OBJECTIVE
In the data below, find every line with the string "knot" and pull it out.

Start RECORDS SHOWN

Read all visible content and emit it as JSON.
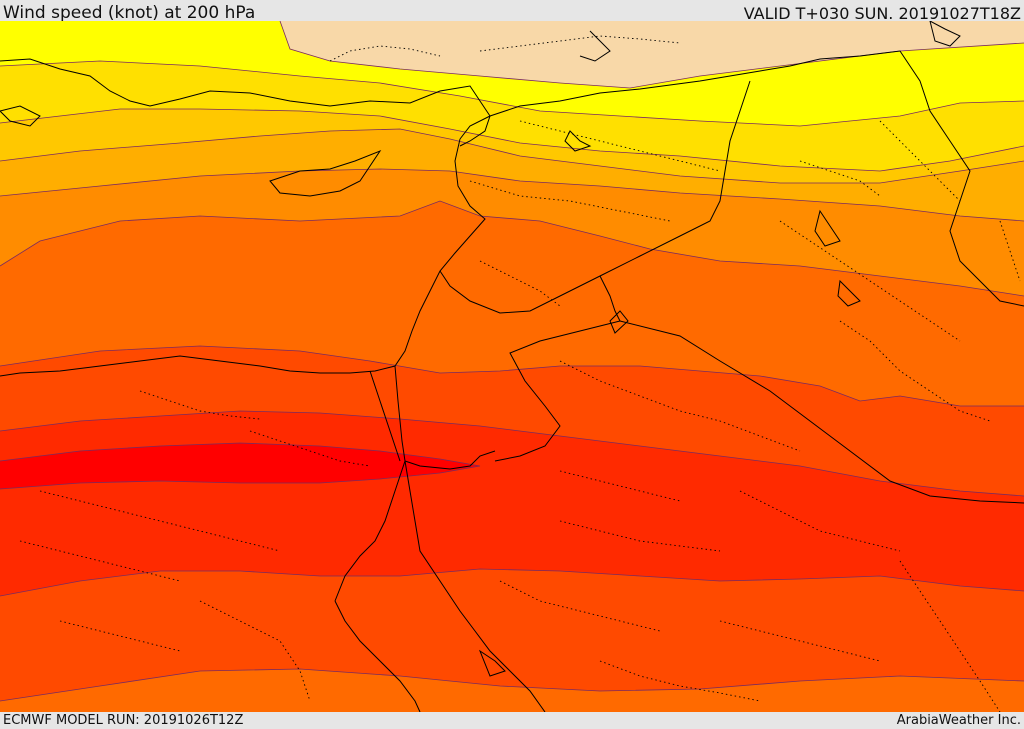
{
  "header": {
    "title": "Wind speed (knot) at 200 hPa",
    "valid": "VALID T+030 SUN. 20191027T18Z"
  },
  "footer": {
    "model_run": "ECMWF MODEL RUN: 20191026T12Z",
    "credit": "ArabiaWeather Inc."
  },
  "map": {
    "variable": "wind-speed",
    "units": "knot",
    "level": "200 hPa",
    "colors": {
      "band_1": "#f8d8a8",
      "band_2": "#ffff00",
      "band_3": "#ffe000",
      "band_4": "#ffc800",
      "band_5": "#ffae00",
      "band_6": "#ff8c00",
      "band_7": "#ff6a00",
      "band_8": "#ff4a00",
      "band_9": "#ff2a00",
      "band_10": "#ff0000",
      "contour_line": "#7a2a60",
      "coastline": "#000000",
      "border": "#000000"
    }
  }
}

End RECORDS SHOWN

SOLUTION FOR THIS EXERCISE
    "title": "Wind speed (knot) at 200 hPa",
    "units": "knot",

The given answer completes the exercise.